--- BEGIN SUPPLIED MATERIAL ---

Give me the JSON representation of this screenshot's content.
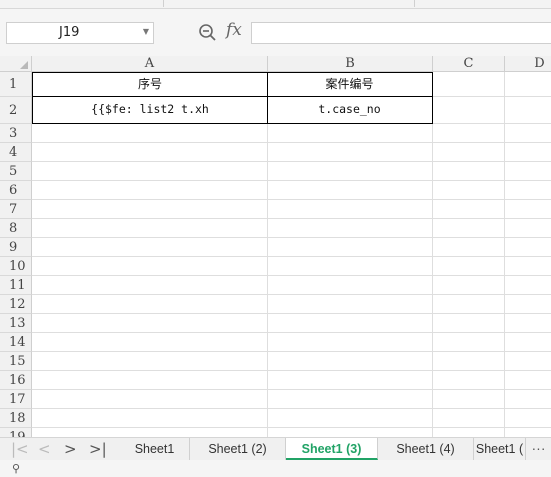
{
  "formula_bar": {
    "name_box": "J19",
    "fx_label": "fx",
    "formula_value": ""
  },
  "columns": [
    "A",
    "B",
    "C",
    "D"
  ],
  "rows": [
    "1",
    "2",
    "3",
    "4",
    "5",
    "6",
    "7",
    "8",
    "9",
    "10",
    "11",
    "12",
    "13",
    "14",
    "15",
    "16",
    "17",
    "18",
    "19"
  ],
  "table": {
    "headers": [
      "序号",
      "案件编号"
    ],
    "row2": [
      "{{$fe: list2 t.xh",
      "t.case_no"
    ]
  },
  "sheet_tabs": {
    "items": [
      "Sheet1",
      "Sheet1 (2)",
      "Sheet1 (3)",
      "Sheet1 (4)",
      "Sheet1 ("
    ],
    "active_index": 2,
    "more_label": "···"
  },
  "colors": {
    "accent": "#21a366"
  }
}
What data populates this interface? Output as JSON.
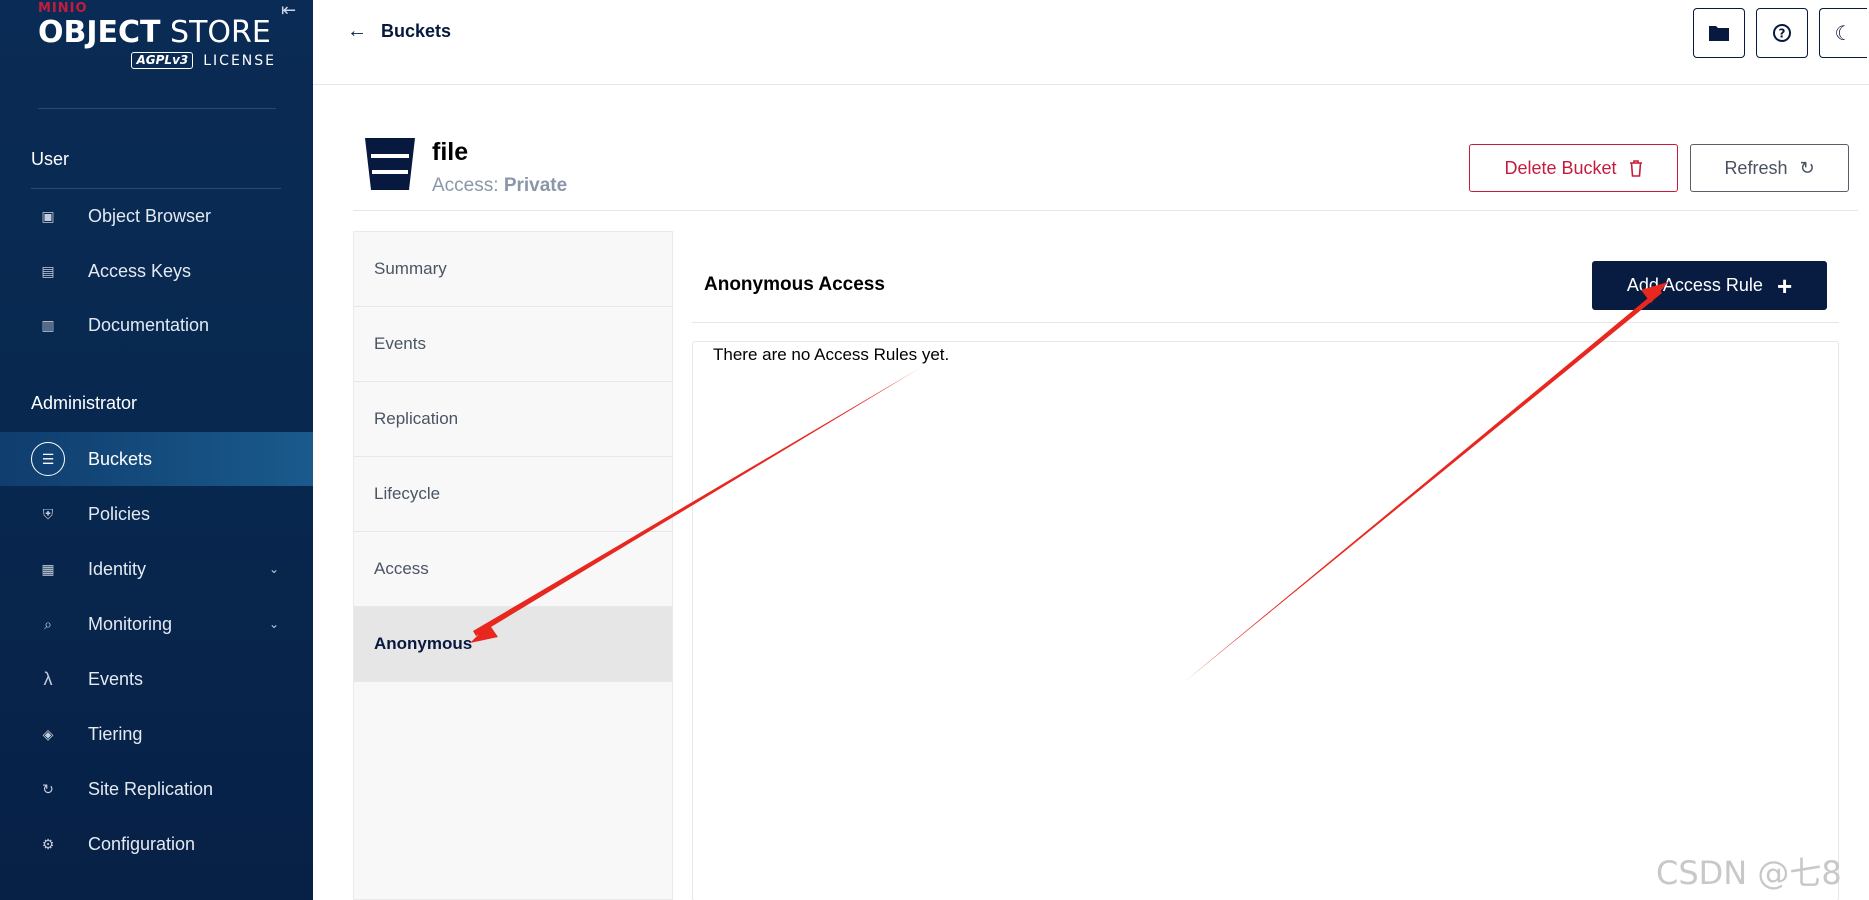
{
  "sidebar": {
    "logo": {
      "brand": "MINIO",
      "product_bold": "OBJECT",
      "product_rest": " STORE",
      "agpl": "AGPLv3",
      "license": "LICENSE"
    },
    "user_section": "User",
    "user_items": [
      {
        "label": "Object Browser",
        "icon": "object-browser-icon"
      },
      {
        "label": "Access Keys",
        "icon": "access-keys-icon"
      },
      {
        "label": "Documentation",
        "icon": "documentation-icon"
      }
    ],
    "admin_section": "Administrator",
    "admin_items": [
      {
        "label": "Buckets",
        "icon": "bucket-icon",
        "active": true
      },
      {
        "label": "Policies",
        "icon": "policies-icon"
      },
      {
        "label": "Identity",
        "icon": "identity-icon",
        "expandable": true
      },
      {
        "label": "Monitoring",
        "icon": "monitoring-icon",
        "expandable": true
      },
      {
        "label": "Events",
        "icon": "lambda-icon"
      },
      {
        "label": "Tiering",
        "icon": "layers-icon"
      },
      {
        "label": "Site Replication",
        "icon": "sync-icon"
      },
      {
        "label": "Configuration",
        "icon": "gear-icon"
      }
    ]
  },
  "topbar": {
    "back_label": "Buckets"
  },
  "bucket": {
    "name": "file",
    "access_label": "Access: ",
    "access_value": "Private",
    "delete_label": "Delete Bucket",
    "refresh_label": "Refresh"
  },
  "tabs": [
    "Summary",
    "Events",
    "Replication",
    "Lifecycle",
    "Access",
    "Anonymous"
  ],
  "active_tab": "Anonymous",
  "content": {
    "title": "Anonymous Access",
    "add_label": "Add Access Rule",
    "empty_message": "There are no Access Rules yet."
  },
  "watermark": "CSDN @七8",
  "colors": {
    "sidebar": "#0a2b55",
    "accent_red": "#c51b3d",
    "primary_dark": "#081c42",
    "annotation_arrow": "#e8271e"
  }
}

--- END SUPPLIED MATERIAL ---

Write the entries above out again exactly, but not the pictures.

Give me the JSON representation of this screenshot's content.
{
  "formula_bar": {
    "name_box": "J19",
    "fx_label": "fx",
    "formula_value": ""
  },
  "columns": [
    "A",
    "B",
    "C",
    "D"
  ],
  "rows": [
    "1",
    "2",
    "3",
    "4",
    "5",
    "6",
    "7",
    "8",
    "9",
    "10",
    "11",
    "12",
    "13",
    "14",
    "15",
    "16",
    "17",
    "18",
    "19"
  ],
  "table": {
    "headers": [
      "序号",
      "案件编号"
    ],
    "row2": [
      "{{$fe: list2 t.xh",
      "t.case_no"
    ]
  },
  "sheet_tabs": {
    "items": [
      "Sheet1",
      "Sheet1 (2)",
      "Sheet1 (3)",
      "Sheet1 (4)",
      "Sheet1 ("
    ],
    "active_index": 2,
    "more_label": "···"
  },
  "colors": {
    "accent": "#21a366"
  }
}
What data populates this interface? Output as JSON.
{
  "sidebar": {
    "logo": {
      "brand": "MINIO",
      "product_bold": "OBJECT",
      "product_rest": " STORE",
      "agpl": "AGPLv3",
      "license": "LICENSE"
    },
    "user_section": "User",
    "user_items": [
      {
        "label": "Object Browser",
        "icon": "object-browser-icon"
      },
      {
        "label": "Access Keys",
        "icon": "access-keys-icon"
      },
      {
        "label": "Documentation",
        "icon": "documentation-icon"
      }
    ],
    "admin_section": "Administrator",
    "admin_items": [
      {
        "label": "Buckets",
        "icon": "bucket-icon",
        "active": true
      },
      {
        "label": "Policies",
        "icon": "policies-icon"
      },
      {
        "label": "Identity",
        "icon": "identity-icon",
        "expandable": true
      },
      {
        "label": "Monitoring",
        "icon": "monitoring-icon",
        "expandable": true
      },
      {
        "label": "Events",
        "icon": "lambda-icon"
      },
      {
        "label": "Tiering",
        "icon": "layers-icon"
      },
      {
        "label": "Site Replication",
        "icon": "sync-icon"
      },
      {
        "label": "Configuration",
        "icon": "gear-icon"
      }
    ]
  },
  "topbar": {
    "back_label": "Buckets"
  },
  "bucket": {
    "name": "file",
    "access_label": "Access: ",
    "access_value": "Private",
    "delete_label": "Delete Bucket",
    "refresh_label": "Refresh"
  },
  "tabs": [
    "Summary",
    "Events",
    "Replication",
    "Lifecycle",
    "Access",
    "Anonymous"
  ],
  "active_tab": "Anonymous",
  "content": {
    "title": "Anonymous Access",
    "add_label": "Add Access Rule",
    "empty_message": "There are no Access Rules yet."
  },
  "watermark": "CSDN @七8",
  "colors": {
    "sidebar": "#0a2b55",
    "accent_red": "#c51b3d",
    "primary_dark": "#081c42",
    "annotation_arrow": "#e8271e"
  }
}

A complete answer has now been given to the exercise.